» OBJETIVO DA TAREFA:
Responda às três perguntas seguintes com base no texto sobre o futebol feminino no circo.
1. Em que país aconteceu a primeira Copa do Mundo de Futebol organizada pela FIFA?
2. Camisas de quais seleções as mulheres usaram na primeira apresentação do Futebol Feminino no Circo Irmãos Queirolo?
3. Quais times as "moças" representaram no terceiro ato mostrado em um dos cartazes?

» TRECHO CITADO:
#####
MEMÓRIAS RECENTES DE UM DIA HISTÓRICO DO FUTEBOL


(Foto: CBF)

Na década de 30, o Grande Circo Irmãos Queirolo, que resiste até hoje nos arredores de Curitiba, apresentou a um Rio de Janeiro bastante diferente do que hoje conhecemos, o Futebol Feminino. Porém, a atração se assemelhava muito mais a um número excêntrico e cômico, do que esportivo propriamente dito.

Vale lembrar que em 1930 aconteceu a primeira Copa do Mundo de Futebol organizada pela FIFA, no Uruguai, na qual a seleção brasileira se fez presente. Também nesta época, a categoria masculina, já bastante popular no país, dava os seus primeiros passos rumo à profissionalização, enquanto que a feminina era equiparada a uma atração de circo.

Voltando ao Circo Irmãos Queirolo, na primeira apresentação do Futebol Feminino as mulheres usaram camisas das Seleções do Uruguai e do Brasil, e o “número de futebol” foi um tremendo sucesso. Nas sessões circenses que se seguiram, foi organizado algo semelhante a um torneio, sendo que a cada disputa eram utilizados os escudos de times tradicionais brasileiros.

Um dos famosos cartazes que contam a história do Futebol Feminino no Brasil mostra que, em uma das apresentações, no terceiro ato da “colossal funcção dividida em 3 partes”, as “moças” representaram os times do Curityba FC e do Athletico Paranaense.
#####
» INFORMAÇÕES FORNECIDAS:

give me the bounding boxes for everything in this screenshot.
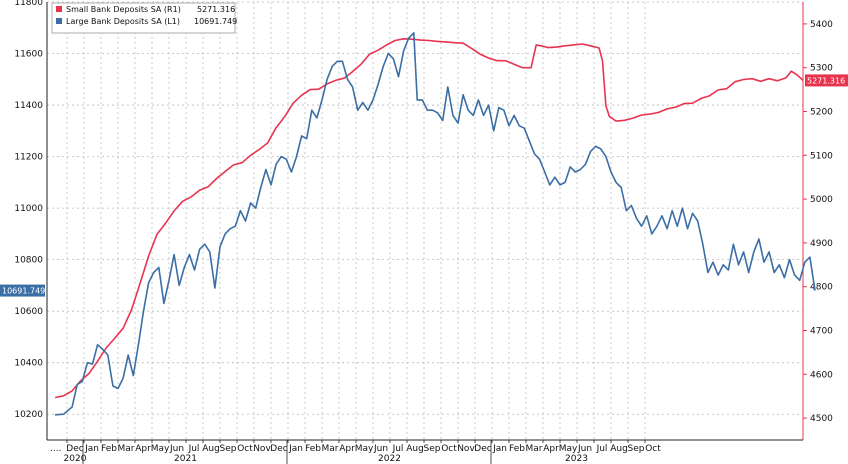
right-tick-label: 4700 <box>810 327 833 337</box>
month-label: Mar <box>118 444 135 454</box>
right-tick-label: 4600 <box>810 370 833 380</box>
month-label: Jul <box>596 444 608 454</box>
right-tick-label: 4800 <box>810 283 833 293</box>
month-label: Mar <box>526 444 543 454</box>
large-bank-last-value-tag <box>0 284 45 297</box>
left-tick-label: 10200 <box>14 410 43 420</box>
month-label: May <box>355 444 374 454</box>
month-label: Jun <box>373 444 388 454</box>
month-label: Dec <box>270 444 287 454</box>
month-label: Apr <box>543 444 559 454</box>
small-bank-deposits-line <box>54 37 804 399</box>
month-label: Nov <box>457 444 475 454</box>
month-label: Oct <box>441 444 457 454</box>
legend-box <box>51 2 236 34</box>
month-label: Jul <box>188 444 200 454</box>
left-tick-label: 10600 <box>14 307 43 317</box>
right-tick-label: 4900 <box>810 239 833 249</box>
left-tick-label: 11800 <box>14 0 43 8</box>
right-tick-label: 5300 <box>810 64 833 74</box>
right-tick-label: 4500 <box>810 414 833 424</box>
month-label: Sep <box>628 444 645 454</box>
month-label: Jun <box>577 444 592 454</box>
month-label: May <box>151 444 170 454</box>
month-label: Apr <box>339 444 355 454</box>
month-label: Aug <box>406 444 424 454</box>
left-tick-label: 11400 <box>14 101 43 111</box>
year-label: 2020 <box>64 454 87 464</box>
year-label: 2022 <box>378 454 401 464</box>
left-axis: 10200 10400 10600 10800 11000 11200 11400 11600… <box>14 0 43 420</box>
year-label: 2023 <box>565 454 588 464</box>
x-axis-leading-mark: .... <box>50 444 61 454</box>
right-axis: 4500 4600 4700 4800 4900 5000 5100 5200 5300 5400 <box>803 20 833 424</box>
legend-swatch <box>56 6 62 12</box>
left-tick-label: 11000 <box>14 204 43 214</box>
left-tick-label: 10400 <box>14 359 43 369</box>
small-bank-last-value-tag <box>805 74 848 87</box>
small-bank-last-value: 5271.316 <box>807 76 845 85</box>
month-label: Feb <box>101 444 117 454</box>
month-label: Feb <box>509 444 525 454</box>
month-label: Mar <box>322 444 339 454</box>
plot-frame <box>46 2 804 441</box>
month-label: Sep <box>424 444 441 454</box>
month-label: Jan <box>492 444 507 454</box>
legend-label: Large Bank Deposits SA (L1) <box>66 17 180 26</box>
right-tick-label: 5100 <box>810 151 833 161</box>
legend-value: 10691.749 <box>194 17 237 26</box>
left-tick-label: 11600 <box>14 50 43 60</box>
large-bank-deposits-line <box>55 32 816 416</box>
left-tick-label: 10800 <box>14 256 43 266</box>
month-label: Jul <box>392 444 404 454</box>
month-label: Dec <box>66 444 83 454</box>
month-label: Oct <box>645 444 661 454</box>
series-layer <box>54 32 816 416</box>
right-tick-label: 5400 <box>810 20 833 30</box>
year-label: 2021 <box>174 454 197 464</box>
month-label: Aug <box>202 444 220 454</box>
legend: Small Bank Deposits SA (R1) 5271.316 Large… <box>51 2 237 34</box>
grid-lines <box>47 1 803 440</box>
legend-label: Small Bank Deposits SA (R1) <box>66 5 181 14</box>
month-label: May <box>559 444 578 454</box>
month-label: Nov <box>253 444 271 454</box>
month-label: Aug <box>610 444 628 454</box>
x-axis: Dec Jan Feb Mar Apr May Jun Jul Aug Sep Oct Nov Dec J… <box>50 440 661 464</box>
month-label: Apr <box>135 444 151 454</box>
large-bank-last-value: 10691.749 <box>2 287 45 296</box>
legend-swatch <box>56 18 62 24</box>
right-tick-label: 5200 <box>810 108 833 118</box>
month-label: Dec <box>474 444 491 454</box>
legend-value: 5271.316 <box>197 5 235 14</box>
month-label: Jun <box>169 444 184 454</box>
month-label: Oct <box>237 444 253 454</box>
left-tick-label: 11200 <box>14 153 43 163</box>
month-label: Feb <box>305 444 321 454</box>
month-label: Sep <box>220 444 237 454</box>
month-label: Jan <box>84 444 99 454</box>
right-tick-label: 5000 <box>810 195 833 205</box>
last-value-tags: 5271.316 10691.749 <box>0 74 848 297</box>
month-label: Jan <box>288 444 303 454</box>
#####
» RESULTADO DA TAREFA:
1. No Uruguai.
2. Das Seleções do Uruguai e do Brasil.
3. O Curityba FC e o Athletico Paranaense.